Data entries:

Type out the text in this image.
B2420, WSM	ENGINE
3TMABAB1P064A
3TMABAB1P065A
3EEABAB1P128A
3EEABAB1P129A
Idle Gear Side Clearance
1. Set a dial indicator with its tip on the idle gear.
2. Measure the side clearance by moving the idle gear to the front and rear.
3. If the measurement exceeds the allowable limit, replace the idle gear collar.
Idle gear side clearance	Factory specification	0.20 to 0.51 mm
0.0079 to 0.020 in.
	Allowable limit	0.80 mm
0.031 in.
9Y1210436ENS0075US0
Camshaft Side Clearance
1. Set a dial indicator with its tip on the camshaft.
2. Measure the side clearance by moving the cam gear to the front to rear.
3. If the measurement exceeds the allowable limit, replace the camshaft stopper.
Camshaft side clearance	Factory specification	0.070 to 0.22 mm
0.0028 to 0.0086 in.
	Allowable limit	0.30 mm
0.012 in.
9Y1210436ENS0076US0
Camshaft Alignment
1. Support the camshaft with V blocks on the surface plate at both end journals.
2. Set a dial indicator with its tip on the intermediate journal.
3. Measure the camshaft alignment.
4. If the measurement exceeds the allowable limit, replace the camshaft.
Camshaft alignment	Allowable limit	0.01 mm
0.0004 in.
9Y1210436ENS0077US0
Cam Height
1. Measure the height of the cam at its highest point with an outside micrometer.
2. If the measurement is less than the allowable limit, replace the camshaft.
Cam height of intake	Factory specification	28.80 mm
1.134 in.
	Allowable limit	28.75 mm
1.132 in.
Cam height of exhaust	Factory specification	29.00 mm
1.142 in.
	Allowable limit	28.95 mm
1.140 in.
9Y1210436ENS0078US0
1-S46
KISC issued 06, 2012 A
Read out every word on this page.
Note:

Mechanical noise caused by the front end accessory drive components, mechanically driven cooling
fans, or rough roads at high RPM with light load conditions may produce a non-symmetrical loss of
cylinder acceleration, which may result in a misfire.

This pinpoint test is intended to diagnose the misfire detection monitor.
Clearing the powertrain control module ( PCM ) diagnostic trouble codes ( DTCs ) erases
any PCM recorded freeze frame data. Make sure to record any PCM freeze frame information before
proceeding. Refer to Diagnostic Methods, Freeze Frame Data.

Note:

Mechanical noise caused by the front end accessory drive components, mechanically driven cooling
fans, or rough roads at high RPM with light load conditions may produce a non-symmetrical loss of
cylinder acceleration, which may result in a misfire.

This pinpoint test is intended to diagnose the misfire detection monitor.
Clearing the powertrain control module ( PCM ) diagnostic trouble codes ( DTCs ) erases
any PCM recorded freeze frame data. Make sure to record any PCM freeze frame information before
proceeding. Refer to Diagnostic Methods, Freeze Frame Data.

● Problem description
Without leaving anything out, quote all the data.

● Task solution
Type out the text in this image.
B2420, WSM	ENGINE
3TMABAB1P064A
3TMABAB1P065A
3EEABAB1P128A
3EEABAB1P129A
Idle Gear Side Clearance
1. Set a dial indicator with its tip on the idle gear.
2. Measure the side clearance by moving the idle gear to the front and rear.
3. If the measurement exceeds the allowable limit, replace the idle gear collar.
Idle gear side clearance	Factory specification	0.20 to 0.51 mm
0.0079 to 0.020 in.
	Allowable limit	0.80 mm
0.031 in.
9Y1210436ENS0075US0
Camshaft Side Clearance
1. Set a dial indicator with its tip on the camshaft.
2. Measure the side clearance by moving the cam gear to the front to rear.
3. If the measurement exceeds the allowable limit, replace the camshaft stopper.
Camshaft side clearance	Factory specification	0.070 to 0.22 mm
0.0028 to 0.0086 in.
	Allowable limit	0.30 mm
0.012 in.
9Y1210436ENS0076US0
Camshaft Alignment
1. Support the camshaft with V blocks on the surface plate at both end journals.
2. Set a dial indicator with its tip on the intermediate journal.
3. Measure the camshaft alignment.
4. If the measurement exceeds the allowable limit, replace the camshaft.
Camshaft alignment	Allowable limit	0.01 mm
0.0004 in.
9Y1210436ENS0077US0
Cam Height
1. Measure the height of the cam at its highest point with an outside micrometer.
2. If the measurement is less than the allowable limit, replace the camshaft.
Cam height of intake	Factory specification	28.80 mm
1.134 in.
	Allowable limit	28.75 mm
1.132 in.
Cam height of exhaust	Factory specification	29.00 mm
1.142 in.
	Allowable limit	28.95 mm
1.140 in.
9Y1210436ENS0078US0
1-S46
KISC issued 06, 2012 A
Read out every word on this page.
Note:

Mechanical noise caused by the front end accessory drive components, mechanically driven cooling
fans, or rough roads at high RPM with light load conditions may produce a non-symmetrical loss of
cylinder acceleration, which may result in a misfire.

This pinpoint test is intended to diagnose the misfire detection monitor.
Clearing the powertrain control module ( PCM ) diagnostic trouble codes ( DTCs ) erases
any PCM recorded freeze frame data. Make sure to record any PCM freeze frame information before
proceeding. Refer to Diagnostic Methods, Freeze Frame Data.

Note:

Mechanical noise caused by the front end accessory drive components, mechanically driven cooling
fans, or rough roads at high RPM with light load conditions may produce a non-symmetrical loss of
cylinder acceleration, which may result in a misfire.

This pinpoint test is intended to diagnose the misfire detection monitor.
Clearing the powertrain control module ( PCM ) diagnostic trouble codes ( DTCs ) erases
any PCM recorded freeze frame data. Make sure to record any PCM freeze frame information before
proceeding. Refer to Diagnostic Methods, Freeze Frame Data.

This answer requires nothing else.